Directions:
Identify each line below containing the string "screenshot" and copy it.

Provided data:
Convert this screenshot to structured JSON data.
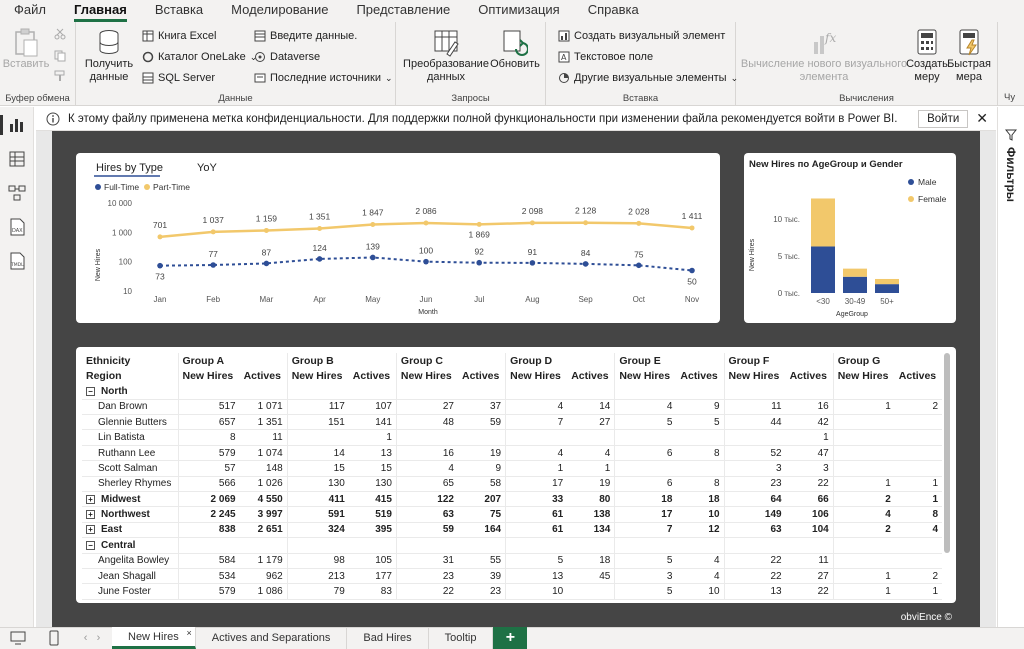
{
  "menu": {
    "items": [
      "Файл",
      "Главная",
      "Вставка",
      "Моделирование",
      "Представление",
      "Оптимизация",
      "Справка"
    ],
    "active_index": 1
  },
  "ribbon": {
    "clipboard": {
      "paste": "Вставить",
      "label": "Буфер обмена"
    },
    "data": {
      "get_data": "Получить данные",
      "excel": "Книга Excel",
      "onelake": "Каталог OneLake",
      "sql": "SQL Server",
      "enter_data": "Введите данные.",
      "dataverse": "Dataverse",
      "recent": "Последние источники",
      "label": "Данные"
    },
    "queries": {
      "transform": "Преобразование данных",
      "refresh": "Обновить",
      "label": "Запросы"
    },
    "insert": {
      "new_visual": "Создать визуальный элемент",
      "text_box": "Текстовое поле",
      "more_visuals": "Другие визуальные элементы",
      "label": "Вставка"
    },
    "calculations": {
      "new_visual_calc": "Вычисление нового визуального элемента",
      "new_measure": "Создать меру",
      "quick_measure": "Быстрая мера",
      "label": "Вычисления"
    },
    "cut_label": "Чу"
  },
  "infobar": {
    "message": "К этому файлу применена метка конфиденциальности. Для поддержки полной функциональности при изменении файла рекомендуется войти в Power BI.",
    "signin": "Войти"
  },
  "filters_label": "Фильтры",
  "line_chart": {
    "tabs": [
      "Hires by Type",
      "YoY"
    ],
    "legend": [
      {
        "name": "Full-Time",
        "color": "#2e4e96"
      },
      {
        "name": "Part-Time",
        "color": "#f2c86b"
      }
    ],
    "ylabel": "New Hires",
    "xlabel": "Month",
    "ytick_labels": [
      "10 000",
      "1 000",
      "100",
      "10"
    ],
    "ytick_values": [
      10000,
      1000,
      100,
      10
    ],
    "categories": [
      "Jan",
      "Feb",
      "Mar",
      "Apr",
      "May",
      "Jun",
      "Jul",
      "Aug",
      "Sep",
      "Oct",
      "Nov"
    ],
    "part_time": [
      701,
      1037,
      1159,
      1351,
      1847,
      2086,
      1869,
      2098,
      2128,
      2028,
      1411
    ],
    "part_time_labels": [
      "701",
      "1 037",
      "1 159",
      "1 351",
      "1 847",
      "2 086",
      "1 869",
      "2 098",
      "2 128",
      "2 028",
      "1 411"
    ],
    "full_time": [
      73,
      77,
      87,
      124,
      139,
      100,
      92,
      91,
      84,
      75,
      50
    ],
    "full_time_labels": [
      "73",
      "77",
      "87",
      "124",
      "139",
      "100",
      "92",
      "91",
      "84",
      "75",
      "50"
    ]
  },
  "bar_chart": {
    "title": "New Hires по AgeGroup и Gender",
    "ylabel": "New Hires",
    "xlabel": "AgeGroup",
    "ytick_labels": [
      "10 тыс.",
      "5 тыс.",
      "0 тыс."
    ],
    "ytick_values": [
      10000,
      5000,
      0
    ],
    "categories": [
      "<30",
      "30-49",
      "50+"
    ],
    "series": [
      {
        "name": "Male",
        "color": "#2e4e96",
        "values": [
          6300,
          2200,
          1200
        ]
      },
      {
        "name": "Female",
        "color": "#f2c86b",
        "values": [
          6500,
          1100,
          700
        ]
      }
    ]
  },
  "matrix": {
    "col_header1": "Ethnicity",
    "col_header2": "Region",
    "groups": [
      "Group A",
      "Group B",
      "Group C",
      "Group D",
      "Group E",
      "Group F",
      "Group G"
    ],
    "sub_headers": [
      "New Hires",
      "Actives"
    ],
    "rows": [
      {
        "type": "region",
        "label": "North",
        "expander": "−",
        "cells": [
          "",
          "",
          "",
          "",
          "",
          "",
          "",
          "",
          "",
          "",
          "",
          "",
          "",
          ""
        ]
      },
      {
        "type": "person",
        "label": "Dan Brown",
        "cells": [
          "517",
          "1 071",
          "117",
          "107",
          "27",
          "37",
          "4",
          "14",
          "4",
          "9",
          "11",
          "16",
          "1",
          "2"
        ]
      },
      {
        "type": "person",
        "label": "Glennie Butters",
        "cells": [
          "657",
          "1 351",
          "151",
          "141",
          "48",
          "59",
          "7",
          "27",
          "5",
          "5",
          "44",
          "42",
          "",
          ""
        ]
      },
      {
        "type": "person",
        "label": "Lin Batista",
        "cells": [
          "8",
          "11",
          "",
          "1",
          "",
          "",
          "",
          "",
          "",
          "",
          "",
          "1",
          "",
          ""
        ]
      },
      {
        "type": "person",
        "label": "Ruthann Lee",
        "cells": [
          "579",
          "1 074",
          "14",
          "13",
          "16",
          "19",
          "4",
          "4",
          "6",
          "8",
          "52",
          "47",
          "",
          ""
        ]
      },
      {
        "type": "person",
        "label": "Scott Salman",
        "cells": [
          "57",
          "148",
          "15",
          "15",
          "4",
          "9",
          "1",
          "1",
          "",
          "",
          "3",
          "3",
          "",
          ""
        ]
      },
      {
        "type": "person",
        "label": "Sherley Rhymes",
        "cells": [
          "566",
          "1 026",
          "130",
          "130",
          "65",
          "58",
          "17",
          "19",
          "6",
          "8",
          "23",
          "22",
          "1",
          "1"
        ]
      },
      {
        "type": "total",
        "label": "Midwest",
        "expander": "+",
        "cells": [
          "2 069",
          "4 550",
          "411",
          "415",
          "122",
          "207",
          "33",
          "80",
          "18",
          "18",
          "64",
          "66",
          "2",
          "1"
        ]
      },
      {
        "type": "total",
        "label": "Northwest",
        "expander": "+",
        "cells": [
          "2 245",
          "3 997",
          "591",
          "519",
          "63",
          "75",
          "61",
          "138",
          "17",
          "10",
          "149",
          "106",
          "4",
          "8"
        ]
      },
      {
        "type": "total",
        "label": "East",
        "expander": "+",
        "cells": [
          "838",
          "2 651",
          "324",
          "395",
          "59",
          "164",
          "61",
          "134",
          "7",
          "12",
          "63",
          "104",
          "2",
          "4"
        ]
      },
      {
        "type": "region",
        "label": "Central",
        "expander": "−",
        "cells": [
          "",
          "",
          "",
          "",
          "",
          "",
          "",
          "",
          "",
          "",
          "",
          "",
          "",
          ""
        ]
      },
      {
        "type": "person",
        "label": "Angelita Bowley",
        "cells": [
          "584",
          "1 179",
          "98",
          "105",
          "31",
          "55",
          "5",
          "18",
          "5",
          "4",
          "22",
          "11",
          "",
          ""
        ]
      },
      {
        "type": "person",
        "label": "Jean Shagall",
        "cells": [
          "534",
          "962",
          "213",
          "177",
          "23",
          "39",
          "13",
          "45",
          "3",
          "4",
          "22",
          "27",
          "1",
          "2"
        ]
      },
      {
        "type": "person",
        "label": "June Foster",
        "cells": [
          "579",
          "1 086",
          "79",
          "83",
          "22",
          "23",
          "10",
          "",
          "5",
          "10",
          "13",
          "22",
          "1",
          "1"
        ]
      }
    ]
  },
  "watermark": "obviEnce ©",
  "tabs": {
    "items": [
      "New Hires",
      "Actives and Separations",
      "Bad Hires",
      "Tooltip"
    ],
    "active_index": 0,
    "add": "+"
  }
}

==

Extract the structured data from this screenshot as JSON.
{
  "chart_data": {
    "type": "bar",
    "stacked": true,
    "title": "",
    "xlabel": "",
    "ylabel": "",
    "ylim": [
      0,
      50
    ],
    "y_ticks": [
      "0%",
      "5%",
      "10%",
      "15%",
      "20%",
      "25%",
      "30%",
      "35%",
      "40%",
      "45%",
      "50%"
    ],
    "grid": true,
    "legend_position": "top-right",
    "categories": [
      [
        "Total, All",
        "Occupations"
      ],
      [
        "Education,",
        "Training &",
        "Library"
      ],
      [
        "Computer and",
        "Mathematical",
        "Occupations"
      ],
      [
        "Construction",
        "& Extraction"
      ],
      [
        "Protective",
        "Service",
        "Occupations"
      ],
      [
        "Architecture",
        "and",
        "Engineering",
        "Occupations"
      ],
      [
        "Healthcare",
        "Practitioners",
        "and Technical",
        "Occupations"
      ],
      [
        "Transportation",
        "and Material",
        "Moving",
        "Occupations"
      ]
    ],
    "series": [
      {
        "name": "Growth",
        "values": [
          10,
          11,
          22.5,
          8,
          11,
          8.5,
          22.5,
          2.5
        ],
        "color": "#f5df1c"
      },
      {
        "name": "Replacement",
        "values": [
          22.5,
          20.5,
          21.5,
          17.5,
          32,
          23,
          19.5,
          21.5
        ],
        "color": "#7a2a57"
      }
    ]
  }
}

Exercise solution:
Convert this screenshot to structured JSON data.
Extract the structured data from this screenshot as JSON.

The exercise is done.